#### PROBLEM DETAILS
Skip every picture and transcribe the remaining material exactly.

#### SUPPLIED INFORMATION

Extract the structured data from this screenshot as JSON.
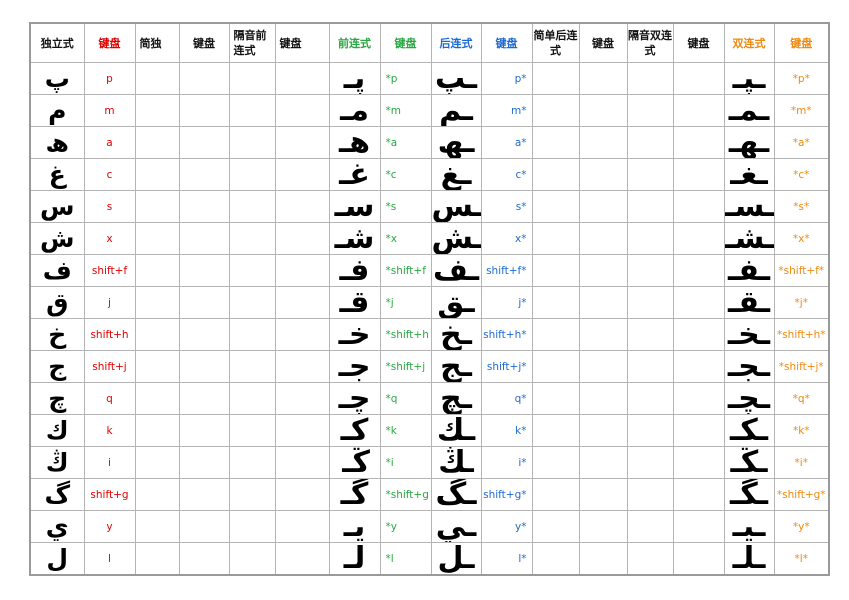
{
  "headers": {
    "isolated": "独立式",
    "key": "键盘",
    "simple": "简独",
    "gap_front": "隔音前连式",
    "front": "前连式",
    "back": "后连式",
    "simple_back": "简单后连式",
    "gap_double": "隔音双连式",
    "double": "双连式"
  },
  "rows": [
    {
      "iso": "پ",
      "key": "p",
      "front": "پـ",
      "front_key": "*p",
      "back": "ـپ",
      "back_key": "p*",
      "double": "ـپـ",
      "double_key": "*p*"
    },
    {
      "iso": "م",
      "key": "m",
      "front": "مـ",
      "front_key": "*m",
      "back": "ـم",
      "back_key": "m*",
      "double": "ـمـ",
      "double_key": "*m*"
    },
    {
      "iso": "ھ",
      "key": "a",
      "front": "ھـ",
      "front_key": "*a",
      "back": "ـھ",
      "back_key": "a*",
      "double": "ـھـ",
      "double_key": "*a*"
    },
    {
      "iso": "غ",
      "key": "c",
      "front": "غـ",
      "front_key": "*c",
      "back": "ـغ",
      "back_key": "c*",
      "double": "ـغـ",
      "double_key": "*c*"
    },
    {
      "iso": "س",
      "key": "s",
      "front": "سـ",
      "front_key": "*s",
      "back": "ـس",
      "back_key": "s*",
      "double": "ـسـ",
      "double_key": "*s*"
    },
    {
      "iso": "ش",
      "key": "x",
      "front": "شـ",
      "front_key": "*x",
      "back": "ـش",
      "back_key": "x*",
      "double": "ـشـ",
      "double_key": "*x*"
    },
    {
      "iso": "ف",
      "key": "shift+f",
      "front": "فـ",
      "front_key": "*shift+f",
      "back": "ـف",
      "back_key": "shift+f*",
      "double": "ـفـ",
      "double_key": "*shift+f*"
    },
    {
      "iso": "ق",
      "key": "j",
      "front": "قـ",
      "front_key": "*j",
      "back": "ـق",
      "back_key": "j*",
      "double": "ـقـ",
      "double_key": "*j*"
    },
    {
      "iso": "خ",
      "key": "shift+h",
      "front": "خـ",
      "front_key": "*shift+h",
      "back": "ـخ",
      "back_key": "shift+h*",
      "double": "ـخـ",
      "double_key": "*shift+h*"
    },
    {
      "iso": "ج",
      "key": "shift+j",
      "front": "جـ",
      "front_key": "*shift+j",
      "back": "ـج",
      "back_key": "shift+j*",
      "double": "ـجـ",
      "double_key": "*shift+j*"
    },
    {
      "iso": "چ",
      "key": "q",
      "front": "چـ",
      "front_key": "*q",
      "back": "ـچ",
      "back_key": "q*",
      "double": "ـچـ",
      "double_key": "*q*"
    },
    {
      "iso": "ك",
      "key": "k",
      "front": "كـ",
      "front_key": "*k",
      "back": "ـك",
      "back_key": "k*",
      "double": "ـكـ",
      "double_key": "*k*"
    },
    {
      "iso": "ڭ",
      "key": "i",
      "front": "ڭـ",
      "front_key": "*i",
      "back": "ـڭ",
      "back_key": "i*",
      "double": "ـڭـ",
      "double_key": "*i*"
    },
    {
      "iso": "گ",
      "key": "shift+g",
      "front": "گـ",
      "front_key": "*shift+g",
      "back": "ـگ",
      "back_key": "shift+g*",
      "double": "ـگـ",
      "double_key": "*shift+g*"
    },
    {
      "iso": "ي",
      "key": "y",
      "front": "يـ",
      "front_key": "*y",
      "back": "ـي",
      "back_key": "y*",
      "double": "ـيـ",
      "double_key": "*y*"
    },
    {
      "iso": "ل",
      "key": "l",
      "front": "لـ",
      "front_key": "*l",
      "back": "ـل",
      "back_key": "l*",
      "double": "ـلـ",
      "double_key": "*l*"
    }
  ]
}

#### ANSWER TO THE PROBLEM
Extract the structured data from this screenshot as JSON.
{
  "headers": {
    "isolated": "独立式",
    "key": "键盘",
    "simple": "简独",
    "gap_front": "隔音前连式",
    "front": "前连式",
    "back": "后连式",
    "simple_back": "简单后连式",
    "gap_double": "隔音双连式",
    "double": "双连式"
  },
  "rows": [
    {
      "iso": "پ",
      "key": "p",
      "front": "پـ",
      "front_key": "*p",
      "back": "ـپ",
      "back_key": "p*",
      "double": "ـپـ",
      "double_key": "*p*"
    },
    {
      "iso": "م",
      "key": "m",
      "front": "مـ",
      "front_key": "*m",
      "back": "ـم",
      "back_key": "m*",
      "double": "ـمـ",
      "double_key": "*m*"
    },
    {
      "iso": "ھ",
      "key": "a",
      "front": "ھـ",
      "front_key": "*a",
      "back": "ـھ",
      "back_key": "a*",
      "double": "ـھـ",
      "double_key": "*a*"
    },
    {
      "iso": "غ",
      "key": "c",
      "front": "غـ",
      "front_key": "*c",
      "back": "ـغ",
      "back_key": "c*",
      "double": "ـغـ",
      "double_key": "*c*"
    },
    {
      "iso": "س",
      "key": "s",
      "front": "سـ",
      "front_key": "*s",
      "back": "ـس",
      "back_key": "s*",
      "double": "ـسـ",
      "double_key": "*s*"
    },
    {
      "iso": "ش",
      "key": "x",
      "front": "شـ",
      "front_key": "*x",
      "back": "ـش",
      "back_key": "x*",
      "double": "ـشـ",
      "double_key": "*x*"
    },
    {
      "iso": "ف",
      "key": "shift+f",
      "front": "فـ",
      "front_key": "*shift+f",
      "back": "ـف",
      "back_key": "shift+f*",
      "double": "ـفـ",
      "double_key": "*shift+f*"
    },
    {
      "iso": "ق",
      "key": "j",
      "front": "قـ",
      "front_key": "*j",
      "back": "ـق",
      "back_key": "j*",
      "double": "ـقـ",
      "double_key": "*j*"
    },
    {
      "iso": "خ",
      "key": "shift+h",
      "front": "خـ",
      "front_key": "*shift+h",
      "back": "ـخ",
      "back_key": "shift+h*",
      "double": "ـخـ",
      "double_key": "*shift+h*"
    },
    {
      "iso": "ج",
      "key": "shift+j",
      "front": "جـ",
      "front_key": "*shift+j",
      "back": "ـج",
      "back_key": "shift+j*",
      "double": "ـجـ",
      "double_key": "*shift+j*"
    },
    {
      "iso": "چ",
      "key": "q",
      "front": "چـ",
      "front_key": "*q",
      "back": "ـچ",
      "back_key": "q*",
      "double": "ـچـ",
      "double_key": "*q*"
    },
    {
      "iso": "ك",
      "key": "k",
      "front": "كـ",
      "front_key": "*k",
      "back": "ـك",
      "back_key": "k*",
      "double": "ـكـ",
      "double_key": "*k*"
    },
    {
      "iso": "ڭ",
      "key": "i",
      "front": "ڭـ",
      "front_key": "*i",
      "back": "ـڭ",
      "back_key": "i*",
      "double": "ـڭـ",
      "double_key": "*i*"
    },
    {
      "iso": "گ",
      "key": "shift+g",
      "front": "گـ",
      "front_key": "*shift+g",
      "back": "ـگ",
      "back_key": "shift+g*",
      "double": "ـگـ",
      "double_key": "*shift+g*"
    },
    {
      "iso": "ي",
      "key": "y",
      "front": "يـ",
      "front_key": "*y",
      "back": "ـي",
      "back_key": "y*",
      "double": "ـيـ",
      "double_key": "*y*"
    },
    {
      "iso": "ل",
      "key": "l",
      "front": "لـ",
      "front_key": "*l",
      "back": "ـل",
      "back_key": "l*",
      "double": "ـلـ",
      "double_key": "*l*"
    }
  ]
}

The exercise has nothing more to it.